Check every line of the entries below for the word "link", and copy the ones that have it.
---
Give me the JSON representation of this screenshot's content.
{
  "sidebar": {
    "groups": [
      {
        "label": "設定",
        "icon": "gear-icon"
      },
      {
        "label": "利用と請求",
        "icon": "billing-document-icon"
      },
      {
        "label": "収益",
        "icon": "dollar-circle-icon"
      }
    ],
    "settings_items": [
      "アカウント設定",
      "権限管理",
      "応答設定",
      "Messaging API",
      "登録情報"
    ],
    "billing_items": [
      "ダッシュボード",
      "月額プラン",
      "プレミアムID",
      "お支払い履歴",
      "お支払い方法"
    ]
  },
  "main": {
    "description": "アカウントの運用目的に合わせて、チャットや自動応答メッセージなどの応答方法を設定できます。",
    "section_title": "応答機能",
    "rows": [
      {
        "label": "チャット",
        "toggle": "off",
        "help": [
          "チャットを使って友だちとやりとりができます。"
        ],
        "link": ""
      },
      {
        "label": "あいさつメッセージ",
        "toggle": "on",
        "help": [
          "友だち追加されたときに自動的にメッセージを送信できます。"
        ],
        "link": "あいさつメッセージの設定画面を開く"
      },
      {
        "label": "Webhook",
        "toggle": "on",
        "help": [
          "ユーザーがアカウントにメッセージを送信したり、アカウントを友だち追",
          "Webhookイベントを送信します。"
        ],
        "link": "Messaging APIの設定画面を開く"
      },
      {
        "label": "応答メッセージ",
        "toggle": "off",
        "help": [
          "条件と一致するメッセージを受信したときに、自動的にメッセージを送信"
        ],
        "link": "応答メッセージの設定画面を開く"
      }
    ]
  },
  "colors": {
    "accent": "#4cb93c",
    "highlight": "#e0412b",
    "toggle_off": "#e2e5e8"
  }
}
---
▶ The response:
        "link": ""
        "link": "あいさつメッセージの設定画面を開く"
        "link": "Messaging APIの設定画面を開く"
        "link": "応答メッセージの設定画面を開く"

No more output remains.